(Dataset records)
──────────
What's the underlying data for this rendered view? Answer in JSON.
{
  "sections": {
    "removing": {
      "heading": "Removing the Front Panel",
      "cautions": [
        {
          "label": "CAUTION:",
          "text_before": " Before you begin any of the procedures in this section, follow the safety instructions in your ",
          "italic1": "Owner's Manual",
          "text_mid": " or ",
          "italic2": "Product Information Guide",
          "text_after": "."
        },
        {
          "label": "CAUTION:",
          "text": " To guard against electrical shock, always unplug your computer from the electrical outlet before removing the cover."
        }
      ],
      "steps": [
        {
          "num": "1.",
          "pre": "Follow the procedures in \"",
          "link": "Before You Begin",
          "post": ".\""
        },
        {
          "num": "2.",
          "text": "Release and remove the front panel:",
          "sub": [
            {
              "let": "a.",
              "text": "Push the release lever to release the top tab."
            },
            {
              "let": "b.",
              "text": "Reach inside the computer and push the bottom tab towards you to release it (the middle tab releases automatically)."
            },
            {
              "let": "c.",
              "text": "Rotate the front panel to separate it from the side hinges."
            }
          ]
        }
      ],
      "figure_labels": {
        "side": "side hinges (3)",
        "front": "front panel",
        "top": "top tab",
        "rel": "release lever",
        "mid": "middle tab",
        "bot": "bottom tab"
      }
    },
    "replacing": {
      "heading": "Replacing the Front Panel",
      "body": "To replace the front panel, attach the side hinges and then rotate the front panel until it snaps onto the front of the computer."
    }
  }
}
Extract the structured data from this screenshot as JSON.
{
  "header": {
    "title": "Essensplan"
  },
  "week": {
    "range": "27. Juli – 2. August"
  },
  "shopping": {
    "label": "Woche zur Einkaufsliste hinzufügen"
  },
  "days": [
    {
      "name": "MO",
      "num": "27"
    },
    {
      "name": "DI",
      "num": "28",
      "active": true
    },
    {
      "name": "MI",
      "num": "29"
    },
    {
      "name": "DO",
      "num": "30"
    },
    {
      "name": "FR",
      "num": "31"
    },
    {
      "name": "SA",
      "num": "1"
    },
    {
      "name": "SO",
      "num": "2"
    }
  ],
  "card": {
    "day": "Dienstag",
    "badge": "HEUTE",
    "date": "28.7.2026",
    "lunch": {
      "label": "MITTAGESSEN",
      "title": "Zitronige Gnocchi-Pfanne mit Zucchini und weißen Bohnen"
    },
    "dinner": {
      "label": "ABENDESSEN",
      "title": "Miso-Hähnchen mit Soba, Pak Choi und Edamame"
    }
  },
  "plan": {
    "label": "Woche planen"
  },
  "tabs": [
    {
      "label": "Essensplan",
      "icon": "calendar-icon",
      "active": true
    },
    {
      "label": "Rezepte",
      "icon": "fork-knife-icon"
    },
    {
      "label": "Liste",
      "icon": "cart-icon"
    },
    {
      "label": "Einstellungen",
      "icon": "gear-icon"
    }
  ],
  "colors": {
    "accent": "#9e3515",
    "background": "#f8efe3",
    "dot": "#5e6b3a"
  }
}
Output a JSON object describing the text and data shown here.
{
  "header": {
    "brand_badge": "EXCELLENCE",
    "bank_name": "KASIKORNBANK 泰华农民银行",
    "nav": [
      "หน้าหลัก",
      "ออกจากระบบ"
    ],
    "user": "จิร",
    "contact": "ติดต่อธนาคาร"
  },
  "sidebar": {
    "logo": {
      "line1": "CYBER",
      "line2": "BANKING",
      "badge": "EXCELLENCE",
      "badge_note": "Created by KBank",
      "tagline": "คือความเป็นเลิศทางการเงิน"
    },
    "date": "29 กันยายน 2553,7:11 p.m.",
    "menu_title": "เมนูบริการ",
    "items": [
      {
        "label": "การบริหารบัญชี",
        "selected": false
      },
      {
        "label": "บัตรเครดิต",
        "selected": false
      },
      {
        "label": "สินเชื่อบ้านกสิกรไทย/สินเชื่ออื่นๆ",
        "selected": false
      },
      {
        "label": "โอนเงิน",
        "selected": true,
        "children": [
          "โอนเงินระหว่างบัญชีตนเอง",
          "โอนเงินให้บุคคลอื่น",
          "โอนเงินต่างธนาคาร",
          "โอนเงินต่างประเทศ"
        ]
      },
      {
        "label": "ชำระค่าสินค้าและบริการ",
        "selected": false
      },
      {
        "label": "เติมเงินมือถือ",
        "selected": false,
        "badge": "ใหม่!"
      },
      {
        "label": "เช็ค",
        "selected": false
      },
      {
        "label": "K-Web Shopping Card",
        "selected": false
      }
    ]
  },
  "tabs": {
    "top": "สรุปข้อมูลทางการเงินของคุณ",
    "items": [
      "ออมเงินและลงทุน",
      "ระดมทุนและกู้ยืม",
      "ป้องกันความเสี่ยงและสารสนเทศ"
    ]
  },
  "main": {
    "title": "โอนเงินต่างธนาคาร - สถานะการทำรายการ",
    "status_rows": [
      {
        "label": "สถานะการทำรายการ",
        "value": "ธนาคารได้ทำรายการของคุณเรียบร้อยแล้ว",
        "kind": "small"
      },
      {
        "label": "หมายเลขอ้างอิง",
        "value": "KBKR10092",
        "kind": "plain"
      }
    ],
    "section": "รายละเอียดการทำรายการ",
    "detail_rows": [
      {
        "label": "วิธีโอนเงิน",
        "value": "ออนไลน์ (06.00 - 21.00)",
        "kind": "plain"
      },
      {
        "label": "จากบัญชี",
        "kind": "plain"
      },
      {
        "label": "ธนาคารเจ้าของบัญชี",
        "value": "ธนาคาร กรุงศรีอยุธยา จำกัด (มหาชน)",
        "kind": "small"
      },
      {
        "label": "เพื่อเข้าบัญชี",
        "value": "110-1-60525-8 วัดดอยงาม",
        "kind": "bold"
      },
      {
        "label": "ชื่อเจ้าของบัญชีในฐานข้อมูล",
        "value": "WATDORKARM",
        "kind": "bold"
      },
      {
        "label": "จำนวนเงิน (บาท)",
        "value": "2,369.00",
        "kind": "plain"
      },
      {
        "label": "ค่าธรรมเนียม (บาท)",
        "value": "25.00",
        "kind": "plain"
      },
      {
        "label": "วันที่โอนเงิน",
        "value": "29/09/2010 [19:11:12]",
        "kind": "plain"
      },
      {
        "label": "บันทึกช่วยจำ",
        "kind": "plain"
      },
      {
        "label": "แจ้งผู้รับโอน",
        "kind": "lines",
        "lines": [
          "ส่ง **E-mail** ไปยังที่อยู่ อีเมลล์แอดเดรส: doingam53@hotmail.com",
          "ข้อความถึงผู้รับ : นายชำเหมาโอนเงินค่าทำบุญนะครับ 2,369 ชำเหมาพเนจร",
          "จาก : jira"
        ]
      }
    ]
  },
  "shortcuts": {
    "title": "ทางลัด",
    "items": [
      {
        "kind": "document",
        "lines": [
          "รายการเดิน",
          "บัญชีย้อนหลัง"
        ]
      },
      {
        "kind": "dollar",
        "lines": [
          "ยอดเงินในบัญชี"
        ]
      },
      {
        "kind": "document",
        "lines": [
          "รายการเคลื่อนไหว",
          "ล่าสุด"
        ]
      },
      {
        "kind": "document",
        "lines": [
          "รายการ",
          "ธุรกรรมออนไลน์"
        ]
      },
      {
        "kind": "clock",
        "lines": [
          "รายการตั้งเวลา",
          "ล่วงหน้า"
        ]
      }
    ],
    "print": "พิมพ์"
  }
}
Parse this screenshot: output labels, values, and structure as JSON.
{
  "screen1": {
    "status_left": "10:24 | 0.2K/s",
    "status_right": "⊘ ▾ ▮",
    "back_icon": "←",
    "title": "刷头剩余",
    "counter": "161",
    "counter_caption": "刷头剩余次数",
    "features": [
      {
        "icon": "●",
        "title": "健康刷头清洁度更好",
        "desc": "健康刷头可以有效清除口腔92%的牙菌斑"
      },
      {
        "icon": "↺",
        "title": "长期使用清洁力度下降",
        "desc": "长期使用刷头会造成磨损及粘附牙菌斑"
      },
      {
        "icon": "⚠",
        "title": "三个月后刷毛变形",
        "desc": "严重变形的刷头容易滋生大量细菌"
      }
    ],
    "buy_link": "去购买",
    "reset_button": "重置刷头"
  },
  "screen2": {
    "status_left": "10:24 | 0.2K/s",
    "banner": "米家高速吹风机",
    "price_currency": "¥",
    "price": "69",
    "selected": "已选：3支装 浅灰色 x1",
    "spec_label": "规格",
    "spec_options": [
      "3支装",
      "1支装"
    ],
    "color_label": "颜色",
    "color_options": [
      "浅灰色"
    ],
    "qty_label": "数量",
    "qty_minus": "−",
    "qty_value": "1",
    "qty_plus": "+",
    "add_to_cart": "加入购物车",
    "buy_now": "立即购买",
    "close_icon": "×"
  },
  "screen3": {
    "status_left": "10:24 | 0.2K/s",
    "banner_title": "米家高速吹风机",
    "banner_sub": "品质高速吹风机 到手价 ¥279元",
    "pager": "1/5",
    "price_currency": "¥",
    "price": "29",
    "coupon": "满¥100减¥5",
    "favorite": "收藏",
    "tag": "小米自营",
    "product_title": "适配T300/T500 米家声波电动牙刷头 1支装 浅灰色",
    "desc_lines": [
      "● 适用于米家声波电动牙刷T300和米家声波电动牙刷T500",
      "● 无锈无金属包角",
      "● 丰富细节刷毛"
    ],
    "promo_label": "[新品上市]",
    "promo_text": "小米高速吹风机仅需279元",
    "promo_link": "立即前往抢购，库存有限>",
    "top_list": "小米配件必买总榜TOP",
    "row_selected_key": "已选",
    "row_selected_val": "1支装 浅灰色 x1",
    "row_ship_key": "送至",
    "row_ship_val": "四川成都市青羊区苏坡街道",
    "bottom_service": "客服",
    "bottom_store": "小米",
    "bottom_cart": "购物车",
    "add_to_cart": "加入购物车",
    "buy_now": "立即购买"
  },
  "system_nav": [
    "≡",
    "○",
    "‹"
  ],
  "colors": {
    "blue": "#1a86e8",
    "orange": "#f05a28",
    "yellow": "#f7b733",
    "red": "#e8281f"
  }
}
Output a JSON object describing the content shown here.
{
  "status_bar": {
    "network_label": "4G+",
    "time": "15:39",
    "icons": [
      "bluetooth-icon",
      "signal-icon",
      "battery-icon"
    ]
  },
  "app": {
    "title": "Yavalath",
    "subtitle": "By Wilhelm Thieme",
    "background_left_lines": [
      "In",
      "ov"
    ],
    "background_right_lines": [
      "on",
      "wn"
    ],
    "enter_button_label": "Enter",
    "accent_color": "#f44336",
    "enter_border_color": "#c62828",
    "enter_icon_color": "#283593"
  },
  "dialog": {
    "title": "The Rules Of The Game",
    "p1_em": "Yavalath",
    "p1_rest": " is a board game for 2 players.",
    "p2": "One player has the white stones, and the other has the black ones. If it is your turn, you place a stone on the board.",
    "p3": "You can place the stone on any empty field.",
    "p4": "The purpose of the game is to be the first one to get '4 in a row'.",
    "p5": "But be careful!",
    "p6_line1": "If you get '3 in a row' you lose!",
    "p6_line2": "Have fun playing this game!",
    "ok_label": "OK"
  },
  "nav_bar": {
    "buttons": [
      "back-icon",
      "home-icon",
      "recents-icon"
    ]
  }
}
──────────
Task statement:
How many of the lines above include the string "your"? Answer with the number only.

Solved exercise:
3